_EXERCISE DETAILS_
Which lines below hold the word "Keywords"? Copy all of them.

_INPUT FOR THIS TASK_
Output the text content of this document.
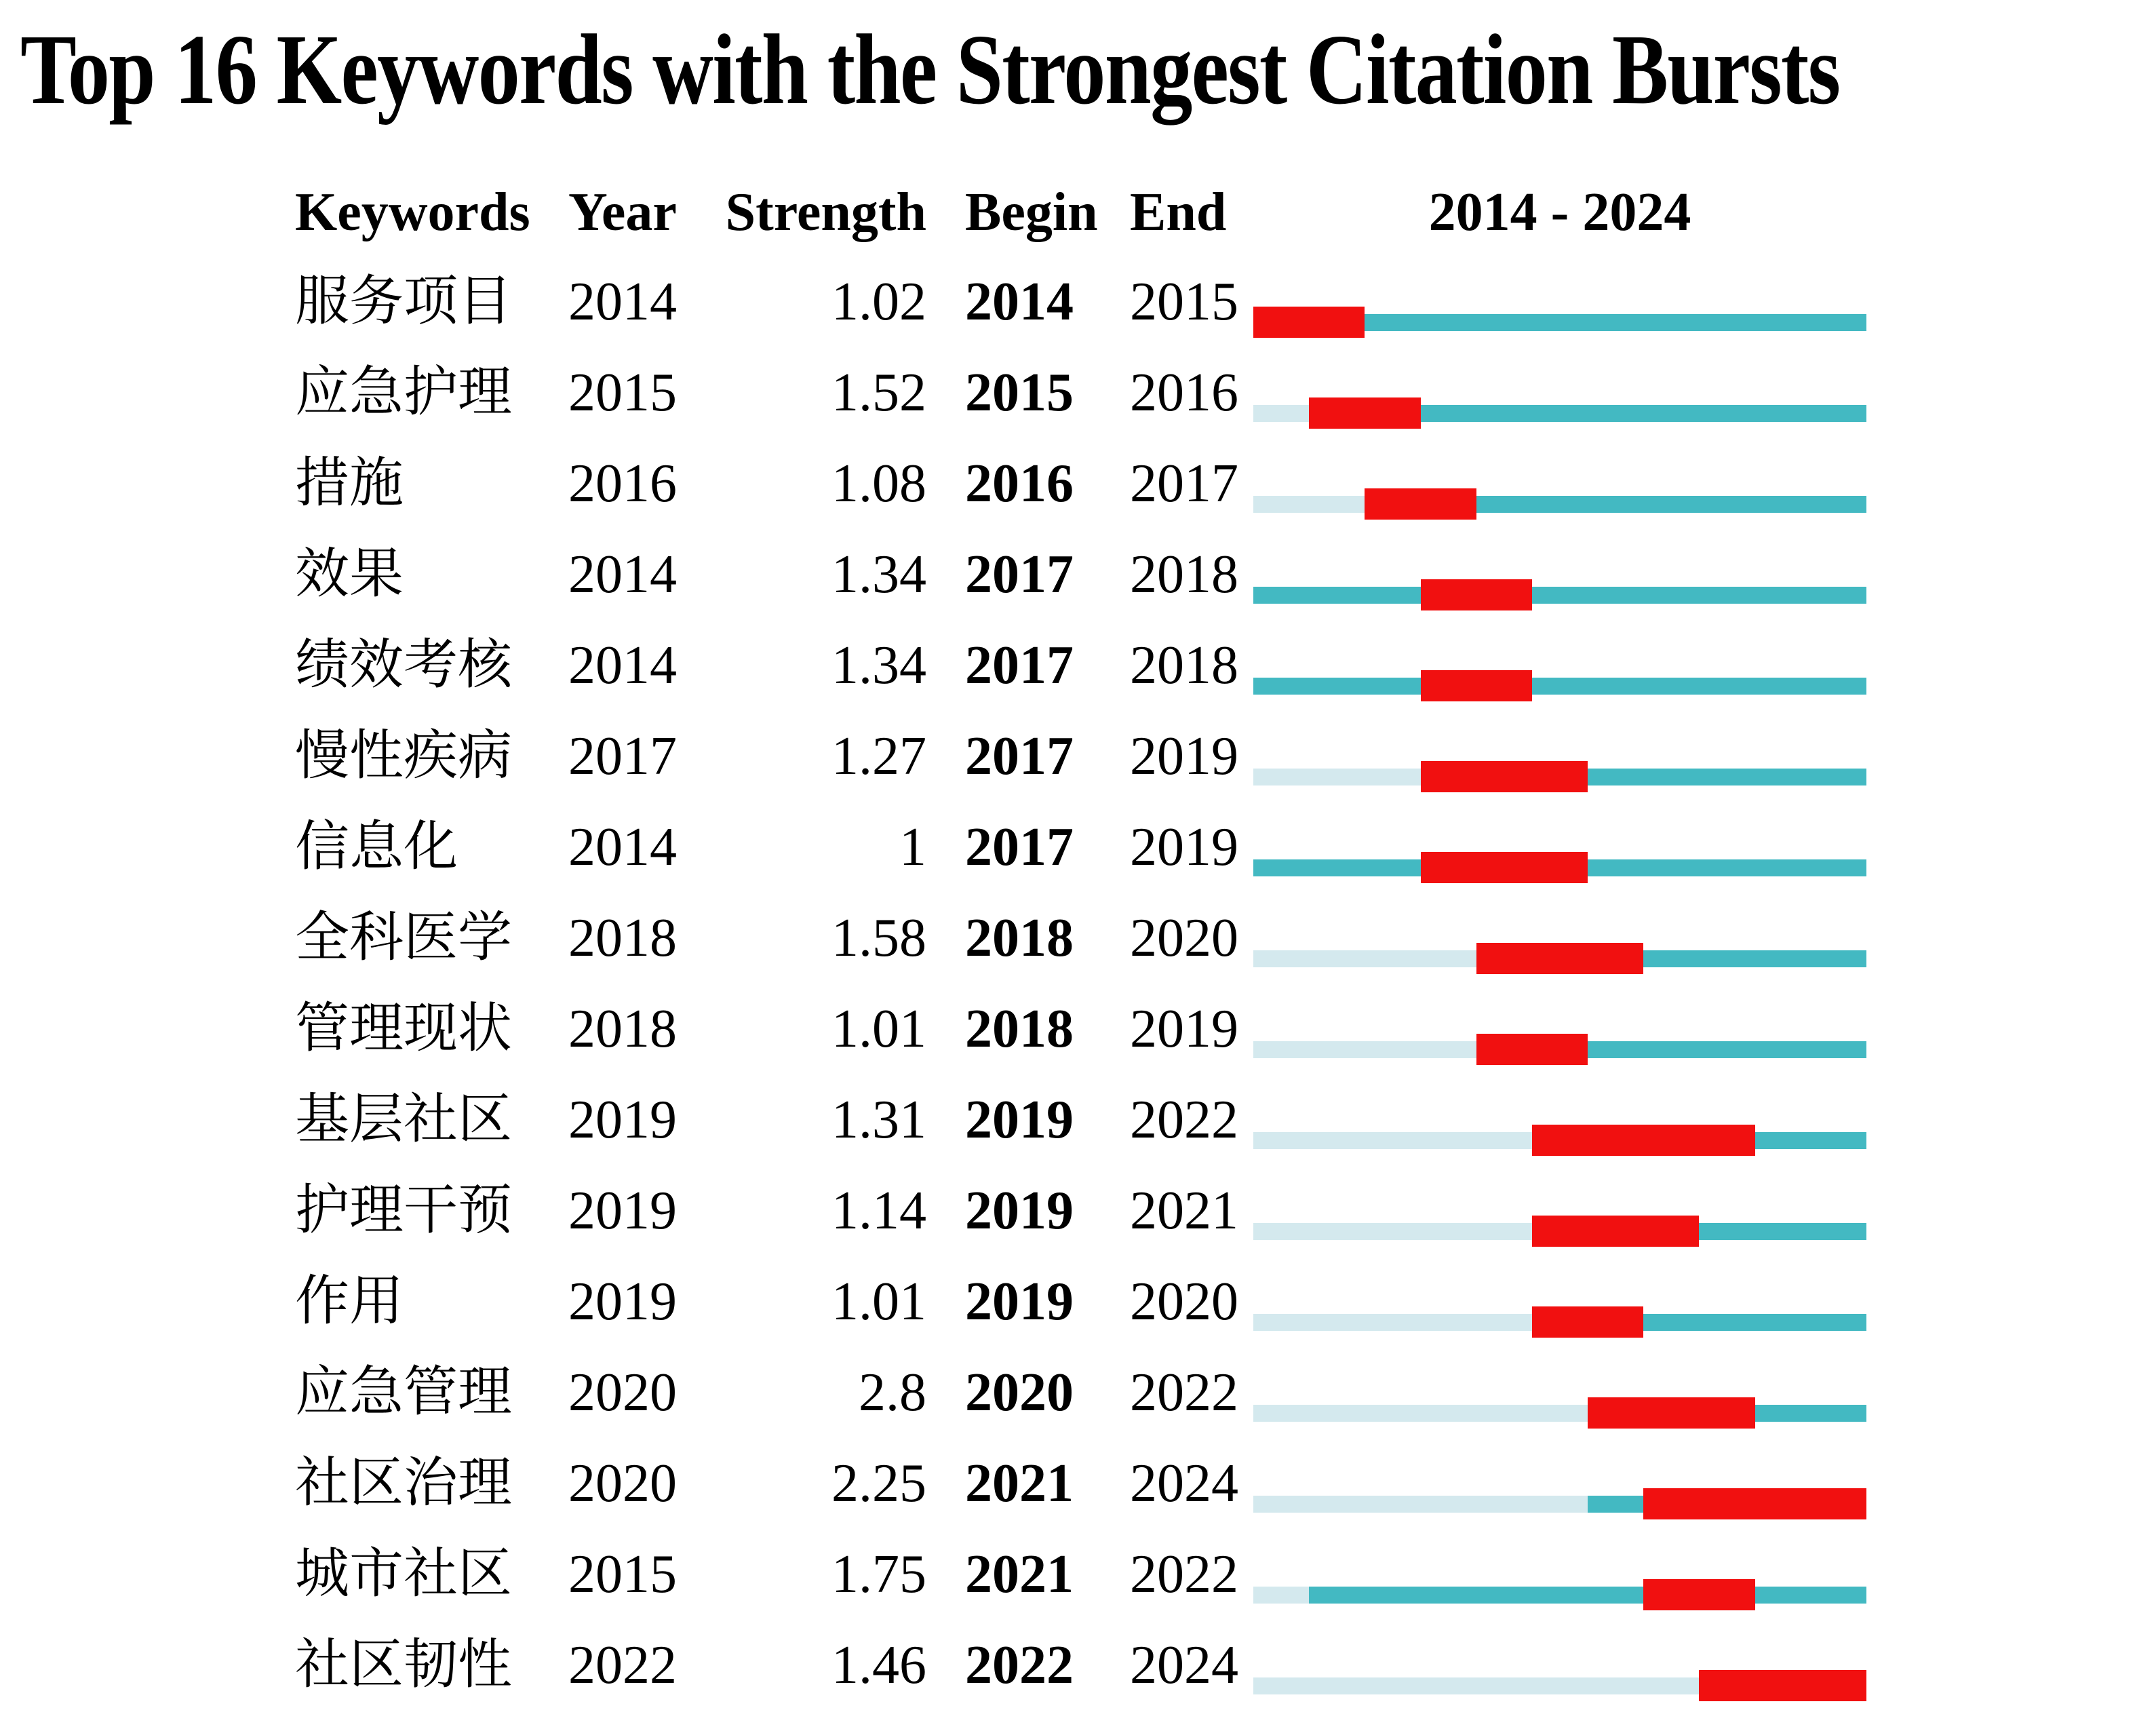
Top 16 Keywords with the Strongest Citation Bursts
Keywords Year Strength Begin End	2014 - 2024
服务项目	2014	1.02 2014	2015
应急护理	2015	1.52 2015	2016
措施	2016	1.08 2016	2017
效果	2014	1.34 2017	2018
绩效考核	2014	1.34 2017	2018
慢性疾病	2017	1.27 2017	2019
信息化	2014	1 2017	2019
全科医学	2018	1.58 2018	2020
管理现状	2018	1.01 2018	2019
基层社区	2019	1.31 2019	2022
护理干预	2019	1.14 2019	2021
作用	2019	1.01 2019	2020
应急管理	2020	2.8 2020	2022
社区治理	2020	2.25 2021	2024
城市社区	2015	1.75 2021	2022
社区韧性	2022	1.46 2022	2024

_THE ANSWER_
Top 16 Keywords with the Strongest Citation Bursts
Keywords Year Strength Begin End	2014 - 2024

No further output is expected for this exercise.